- _Article_:
As I was driving through the deserted streets of my town, its population cut in half with the desertion of some
20,000 college students during summer vacation, I thought about all those sons and daughters now at home with their families. I wasn't actually thinking about the sons and daughters, though, I was actually thinking about their
parents. How are they coping with their not-so-empty nests?
Midlife parents who have gotten used to the peace and quiet of a home without children now face anywhere from 2 to 6 weeks in which they once again become parents not just in theory but in practice. If you are one of these parents, you know what I'm talking about. When the kids are gone you can run around the house in your underwear, go to sleep without fear of interruption by loud music, TV, or doors slamming at 2 am. With the charges of how annoying you are receding into distant memory, you don't have to nag anyone to pick up their clothes, put their dishes in the sink, or do their homework.You can come and go as you please, with only yourself and possibly your spouse or partner to answer to. All of that changed the instant the kids walked back into the house, bags full of dirty laundry in tow.
Of course I am putting a negative spin on a situation that for many parents brings with it great happiness. These are your kids, your pride and joy, and it's great to have them around again. It was probably hard to say goodbye to them when they left, even if was only a few weeks ago. The semester breaks during the fall, though, are typically much shorter than the one you face now. Add to that the strain of having other family members around for the holidays, the need to cook and clean that much more, and your own desire for a little down time, and you might not be able to enjoy your kids as much as you would like. So, even if you've been looking forward for weeks to having the kids back home, you might find that the reality of the situation doesn't quite meet your expectations. Before I give you some pointers on how to cope with your clipped wings, let's take a brief look at the research on the empty vs. the full nest.

For many decades, it was believed that the empty nest was the greatest disaster that could befall a parent, particularly a mother. The thinking was that without their maternal role, women would suffer depression, feelings of inadequacy, and identity confusion. Surprisingly, though, the data failed to support this belief and researchers began to find that empty-nest women were less, not more depressed. There were three explanations. First, women find fulfillment in ways outside their role as mothers including their work, their community involvement, and their hobbies. Second, with children out of the house, couples have more money and time to enjoy leisure-time activities. Third, and perhaps the real reason, empty nest women have sex more often than when the kids are home. In fact, a survey of over 15,000 midlife Canadian women showed that even when controlling for age, marital status, race, income, empty nest status, alcohol use, and smoking, women whose children were still living in the home were less likely to have intercourse than women who were empty nesters.

When I uncover this dirty little secret about the empty nesters to my psychology of aging class, there are more than a few groans of discomfort from the students. The thought of their parents actually having sex, even though they obviously needed to do so to create them, brings up all sorts of painful feelings. Even worse is the realization that their presence in the home inhibits their parents from pursuing their sexual pleasures. To reinforce the point, I show the opening minutes of the movie Failure to Launch, in which desperate midlife parents do everything they can to unload their son who has taken permanent residence in their home. Still, even with the convincing acting of Kathy Bates and Terry Bradshaw, it's hard for kids to think about their own parents as sexual creatures.

- _Information provided_:
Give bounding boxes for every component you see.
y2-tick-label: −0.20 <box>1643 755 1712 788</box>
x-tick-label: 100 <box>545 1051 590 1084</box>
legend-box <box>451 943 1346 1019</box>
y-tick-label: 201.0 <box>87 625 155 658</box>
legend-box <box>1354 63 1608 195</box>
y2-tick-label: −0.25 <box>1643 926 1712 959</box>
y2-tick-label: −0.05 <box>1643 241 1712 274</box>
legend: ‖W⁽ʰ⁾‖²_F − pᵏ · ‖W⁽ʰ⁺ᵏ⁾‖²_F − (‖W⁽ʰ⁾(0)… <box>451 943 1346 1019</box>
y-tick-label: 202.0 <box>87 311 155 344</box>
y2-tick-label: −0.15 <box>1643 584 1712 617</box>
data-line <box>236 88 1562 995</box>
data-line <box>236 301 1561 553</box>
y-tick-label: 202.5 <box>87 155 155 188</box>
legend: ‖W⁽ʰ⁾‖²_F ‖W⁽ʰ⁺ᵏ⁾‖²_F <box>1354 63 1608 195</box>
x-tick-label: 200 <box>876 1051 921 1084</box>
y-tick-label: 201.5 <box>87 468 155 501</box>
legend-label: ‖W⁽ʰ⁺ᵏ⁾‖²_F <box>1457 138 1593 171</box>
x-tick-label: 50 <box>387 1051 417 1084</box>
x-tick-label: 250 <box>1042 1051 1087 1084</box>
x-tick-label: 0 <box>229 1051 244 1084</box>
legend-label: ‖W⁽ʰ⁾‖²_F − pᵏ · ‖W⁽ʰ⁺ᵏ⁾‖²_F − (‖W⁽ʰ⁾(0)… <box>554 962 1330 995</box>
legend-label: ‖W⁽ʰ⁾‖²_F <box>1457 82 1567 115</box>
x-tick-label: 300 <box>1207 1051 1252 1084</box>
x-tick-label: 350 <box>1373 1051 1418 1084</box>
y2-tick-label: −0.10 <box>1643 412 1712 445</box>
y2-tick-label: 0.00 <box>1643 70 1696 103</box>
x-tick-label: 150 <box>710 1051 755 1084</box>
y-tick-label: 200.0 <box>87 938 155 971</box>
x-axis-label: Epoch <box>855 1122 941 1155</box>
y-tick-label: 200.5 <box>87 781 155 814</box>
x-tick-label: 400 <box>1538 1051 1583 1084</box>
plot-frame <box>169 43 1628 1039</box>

- _Problem set_:
(a) Using the empty-nest article, decide whether each statement agrees with it: (i) fall semester breaks are typically shorter than the summer break parents now face; (ii) researchers found that empty-nest women were more depressed than other mothers; (iii) the Canadian survey controlled for income. Answer yes or no for each and quote the words that decide it.
(b) In one to three sentences, explain why, according to the empty-nest article, women with an empty nest turned out to be less depressed.
(c) Extend the empty-nest article, continuing from its last sentence.

- _Written responses_:
(a)
(i) Yes: "The semester breaks during the fall, though, are typically much shorter than the one you face now."
(ii) No: "researchers began to find that empty-nest women were less, not more depressed."
(iii) Yes: "even when controlling for age, marital status, race, income, empty nest status, alcohol use, and smoking"

(b) The empty-nest article gives three explanations. Women find fulfillment outside their role as mothers, in work, community involvement, and hobbies, and couples with the children gone have more money and time for leisure. Perhaps the real reason is that empty-nest women have sex more often than when the kids are home.

(c)
Now, let's flip the conversation back to you, the now temporarily full-nester, wanting to enjoy your kids but still wanting to spend alone time with your spouse or partner. Short of reserving a room at a nearby motel for clandestine encounters, there are some simple steps you can take. First, don't feel that you have to spend every minute with the kids (or other family members) to get the most out of their visit. It won't hurt to have a little time apart. No need to feel guilty if you would rather retire early for the evening (claiming of course that you're exhausted) to have a romantic interlude. Or if you're a single parent, you don't have to feel weird about a late night soiree with a date or with friends.
Second, if the habits developed by your kids in college don't include picking up their clothes, washing their clothes, or even changing their clothes at all, there's nothing wrong with your re-establishing some of the old rules around your household. You might want to make their time home as enjoyable and memorable as possible, but it doesn't mean you have to be their slave. Get them to pitch in with some simple household chores. Maybe you'll even luck out and they'll help you with the cleaning and cooking. They might feel better about themselves too if they can show that they've grown up and can live in your house as adults.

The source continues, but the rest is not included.